— begin Supplied data —
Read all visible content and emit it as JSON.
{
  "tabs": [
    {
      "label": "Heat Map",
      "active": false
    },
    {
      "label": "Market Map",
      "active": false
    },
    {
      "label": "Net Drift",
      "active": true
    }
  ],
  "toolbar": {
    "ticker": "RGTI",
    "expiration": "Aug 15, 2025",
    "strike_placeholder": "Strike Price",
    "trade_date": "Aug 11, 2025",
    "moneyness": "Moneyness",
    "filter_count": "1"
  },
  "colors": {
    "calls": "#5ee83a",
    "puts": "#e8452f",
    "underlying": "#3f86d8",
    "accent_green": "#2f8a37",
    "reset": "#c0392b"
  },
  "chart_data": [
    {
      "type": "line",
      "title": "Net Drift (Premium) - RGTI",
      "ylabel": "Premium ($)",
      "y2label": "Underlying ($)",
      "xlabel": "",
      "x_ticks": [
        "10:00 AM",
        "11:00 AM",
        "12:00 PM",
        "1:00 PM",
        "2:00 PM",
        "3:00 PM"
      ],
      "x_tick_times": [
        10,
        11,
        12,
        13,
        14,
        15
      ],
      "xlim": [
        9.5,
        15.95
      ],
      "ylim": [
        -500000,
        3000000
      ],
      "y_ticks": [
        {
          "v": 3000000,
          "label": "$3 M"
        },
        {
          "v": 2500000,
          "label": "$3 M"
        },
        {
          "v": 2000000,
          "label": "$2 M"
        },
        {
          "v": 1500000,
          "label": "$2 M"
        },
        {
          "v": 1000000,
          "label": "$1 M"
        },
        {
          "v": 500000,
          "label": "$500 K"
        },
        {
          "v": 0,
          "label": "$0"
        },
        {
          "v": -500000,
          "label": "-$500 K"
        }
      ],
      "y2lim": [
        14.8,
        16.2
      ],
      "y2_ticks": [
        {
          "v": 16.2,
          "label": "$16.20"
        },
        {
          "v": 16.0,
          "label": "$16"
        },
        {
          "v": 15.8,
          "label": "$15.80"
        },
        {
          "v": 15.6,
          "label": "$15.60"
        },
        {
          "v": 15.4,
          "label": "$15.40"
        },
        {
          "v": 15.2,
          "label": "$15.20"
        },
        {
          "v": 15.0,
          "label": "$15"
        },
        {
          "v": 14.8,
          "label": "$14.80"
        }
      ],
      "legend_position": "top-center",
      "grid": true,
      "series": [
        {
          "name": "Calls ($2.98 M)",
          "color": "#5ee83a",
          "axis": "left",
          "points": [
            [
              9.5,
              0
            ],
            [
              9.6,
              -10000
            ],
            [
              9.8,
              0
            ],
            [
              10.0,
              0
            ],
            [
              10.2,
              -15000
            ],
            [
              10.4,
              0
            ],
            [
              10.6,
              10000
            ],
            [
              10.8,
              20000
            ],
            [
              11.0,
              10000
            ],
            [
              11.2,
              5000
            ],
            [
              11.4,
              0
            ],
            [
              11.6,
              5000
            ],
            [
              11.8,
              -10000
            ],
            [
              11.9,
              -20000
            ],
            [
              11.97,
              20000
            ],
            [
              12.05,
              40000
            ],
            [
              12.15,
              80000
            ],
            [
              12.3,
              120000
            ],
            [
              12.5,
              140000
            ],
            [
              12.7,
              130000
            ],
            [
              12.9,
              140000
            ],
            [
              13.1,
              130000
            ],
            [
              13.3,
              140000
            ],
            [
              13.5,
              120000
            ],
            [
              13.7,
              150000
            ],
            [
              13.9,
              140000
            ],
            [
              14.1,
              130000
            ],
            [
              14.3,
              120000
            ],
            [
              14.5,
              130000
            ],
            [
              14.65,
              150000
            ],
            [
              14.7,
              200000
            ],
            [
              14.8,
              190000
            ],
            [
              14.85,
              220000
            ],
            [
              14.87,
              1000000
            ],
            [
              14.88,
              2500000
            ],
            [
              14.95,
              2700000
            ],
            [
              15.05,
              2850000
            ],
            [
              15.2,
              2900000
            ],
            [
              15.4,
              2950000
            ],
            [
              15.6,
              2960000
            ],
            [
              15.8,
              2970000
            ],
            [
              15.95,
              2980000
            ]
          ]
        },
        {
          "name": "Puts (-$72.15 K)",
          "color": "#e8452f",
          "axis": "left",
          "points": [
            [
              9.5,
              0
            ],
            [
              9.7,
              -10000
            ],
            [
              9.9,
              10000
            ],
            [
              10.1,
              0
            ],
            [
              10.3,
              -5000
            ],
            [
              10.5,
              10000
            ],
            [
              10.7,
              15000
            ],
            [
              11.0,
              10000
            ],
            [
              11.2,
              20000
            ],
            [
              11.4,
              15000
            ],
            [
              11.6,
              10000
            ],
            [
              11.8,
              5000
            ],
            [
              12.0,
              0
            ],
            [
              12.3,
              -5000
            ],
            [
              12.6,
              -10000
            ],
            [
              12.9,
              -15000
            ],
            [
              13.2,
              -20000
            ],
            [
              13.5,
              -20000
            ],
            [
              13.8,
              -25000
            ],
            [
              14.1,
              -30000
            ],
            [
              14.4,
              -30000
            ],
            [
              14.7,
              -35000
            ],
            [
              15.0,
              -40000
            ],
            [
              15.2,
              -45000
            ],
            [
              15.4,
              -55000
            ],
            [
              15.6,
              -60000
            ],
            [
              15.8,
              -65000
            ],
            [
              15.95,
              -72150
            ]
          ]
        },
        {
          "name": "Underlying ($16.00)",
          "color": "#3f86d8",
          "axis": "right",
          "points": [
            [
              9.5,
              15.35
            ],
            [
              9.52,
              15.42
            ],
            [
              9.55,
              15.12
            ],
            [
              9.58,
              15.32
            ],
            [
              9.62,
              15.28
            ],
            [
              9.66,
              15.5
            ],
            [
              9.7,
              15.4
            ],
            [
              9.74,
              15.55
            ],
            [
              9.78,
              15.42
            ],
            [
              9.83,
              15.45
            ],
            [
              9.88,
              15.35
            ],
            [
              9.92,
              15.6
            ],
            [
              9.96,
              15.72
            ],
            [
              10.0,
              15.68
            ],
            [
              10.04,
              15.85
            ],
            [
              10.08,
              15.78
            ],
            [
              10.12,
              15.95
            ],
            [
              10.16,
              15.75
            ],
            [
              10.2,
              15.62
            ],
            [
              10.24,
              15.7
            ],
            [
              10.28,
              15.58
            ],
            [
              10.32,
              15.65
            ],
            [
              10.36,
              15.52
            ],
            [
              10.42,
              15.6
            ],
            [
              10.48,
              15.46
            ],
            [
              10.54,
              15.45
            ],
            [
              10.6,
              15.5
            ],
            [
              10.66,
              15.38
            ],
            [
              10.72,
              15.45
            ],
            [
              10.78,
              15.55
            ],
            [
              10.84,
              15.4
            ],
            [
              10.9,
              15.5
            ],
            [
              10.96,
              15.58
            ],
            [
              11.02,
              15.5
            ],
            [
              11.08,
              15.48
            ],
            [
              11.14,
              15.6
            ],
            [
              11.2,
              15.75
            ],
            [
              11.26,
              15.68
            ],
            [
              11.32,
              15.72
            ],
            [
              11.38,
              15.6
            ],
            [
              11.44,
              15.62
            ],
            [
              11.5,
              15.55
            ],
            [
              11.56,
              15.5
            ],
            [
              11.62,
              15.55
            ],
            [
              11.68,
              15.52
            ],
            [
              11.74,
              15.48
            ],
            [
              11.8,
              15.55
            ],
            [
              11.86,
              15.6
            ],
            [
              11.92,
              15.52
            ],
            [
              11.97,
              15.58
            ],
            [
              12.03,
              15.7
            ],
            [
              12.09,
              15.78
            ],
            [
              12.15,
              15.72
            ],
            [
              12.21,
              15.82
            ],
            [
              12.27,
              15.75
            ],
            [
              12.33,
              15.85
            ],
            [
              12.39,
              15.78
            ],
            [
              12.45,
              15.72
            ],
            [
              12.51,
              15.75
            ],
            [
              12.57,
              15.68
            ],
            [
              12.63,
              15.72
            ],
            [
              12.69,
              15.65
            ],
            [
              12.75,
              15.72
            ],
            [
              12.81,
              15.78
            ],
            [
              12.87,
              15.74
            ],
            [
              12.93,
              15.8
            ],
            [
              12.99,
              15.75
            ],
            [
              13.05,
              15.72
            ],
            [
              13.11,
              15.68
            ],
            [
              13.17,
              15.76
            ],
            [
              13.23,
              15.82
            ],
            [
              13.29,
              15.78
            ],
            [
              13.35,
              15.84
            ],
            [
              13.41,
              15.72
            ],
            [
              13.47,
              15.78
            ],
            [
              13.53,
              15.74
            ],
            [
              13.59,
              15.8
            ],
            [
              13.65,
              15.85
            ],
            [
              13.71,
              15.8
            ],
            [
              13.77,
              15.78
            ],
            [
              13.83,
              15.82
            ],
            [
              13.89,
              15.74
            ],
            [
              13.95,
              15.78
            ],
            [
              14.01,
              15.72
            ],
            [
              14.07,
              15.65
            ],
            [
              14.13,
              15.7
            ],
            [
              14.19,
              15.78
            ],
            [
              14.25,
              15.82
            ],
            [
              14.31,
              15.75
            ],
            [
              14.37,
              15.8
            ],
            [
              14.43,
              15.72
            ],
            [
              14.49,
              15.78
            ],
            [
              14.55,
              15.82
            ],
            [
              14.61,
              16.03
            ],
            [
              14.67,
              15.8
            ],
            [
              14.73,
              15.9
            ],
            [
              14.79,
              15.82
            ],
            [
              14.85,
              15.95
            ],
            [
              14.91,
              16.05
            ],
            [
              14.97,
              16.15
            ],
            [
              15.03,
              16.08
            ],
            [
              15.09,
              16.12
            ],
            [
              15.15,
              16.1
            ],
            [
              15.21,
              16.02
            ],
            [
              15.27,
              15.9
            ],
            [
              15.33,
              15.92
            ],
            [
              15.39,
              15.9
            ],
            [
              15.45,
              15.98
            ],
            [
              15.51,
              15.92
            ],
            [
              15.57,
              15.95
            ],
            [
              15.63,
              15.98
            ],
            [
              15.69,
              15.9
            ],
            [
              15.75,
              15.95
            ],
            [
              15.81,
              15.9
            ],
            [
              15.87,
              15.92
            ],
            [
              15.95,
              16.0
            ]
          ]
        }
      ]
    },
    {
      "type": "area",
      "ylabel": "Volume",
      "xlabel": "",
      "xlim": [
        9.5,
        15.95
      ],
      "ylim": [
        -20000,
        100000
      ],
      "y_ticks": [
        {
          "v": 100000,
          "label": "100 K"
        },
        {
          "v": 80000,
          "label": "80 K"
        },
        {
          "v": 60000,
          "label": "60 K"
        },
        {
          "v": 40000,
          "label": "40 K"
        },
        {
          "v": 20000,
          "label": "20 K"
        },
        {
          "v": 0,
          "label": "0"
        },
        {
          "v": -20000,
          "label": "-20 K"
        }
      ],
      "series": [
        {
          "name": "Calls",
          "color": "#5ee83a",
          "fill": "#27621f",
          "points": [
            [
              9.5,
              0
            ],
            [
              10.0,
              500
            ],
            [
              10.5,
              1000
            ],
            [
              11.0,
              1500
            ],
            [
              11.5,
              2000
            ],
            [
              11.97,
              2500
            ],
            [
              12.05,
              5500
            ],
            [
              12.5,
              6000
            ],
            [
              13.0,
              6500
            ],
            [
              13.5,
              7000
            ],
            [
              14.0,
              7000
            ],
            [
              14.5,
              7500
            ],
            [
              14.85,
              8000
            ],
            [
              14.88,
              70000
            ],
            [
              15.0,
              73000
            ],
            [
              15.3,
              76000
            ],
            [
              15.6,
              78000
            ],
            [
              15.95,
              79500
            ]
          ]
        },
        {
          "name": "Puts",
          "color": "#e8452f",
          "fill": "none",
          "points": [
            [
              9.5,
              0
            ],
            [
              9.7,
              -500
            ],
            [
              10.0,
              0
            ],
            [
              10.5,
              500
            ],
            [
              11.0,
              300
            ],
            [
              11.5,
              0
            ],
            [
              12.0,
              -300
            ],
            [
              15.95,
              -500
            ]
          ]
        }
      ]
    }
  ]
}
— end Supplied data —
→ Stated exercise
Say how many lines in the records above hold "name", and give no other text.

→ Right answer
5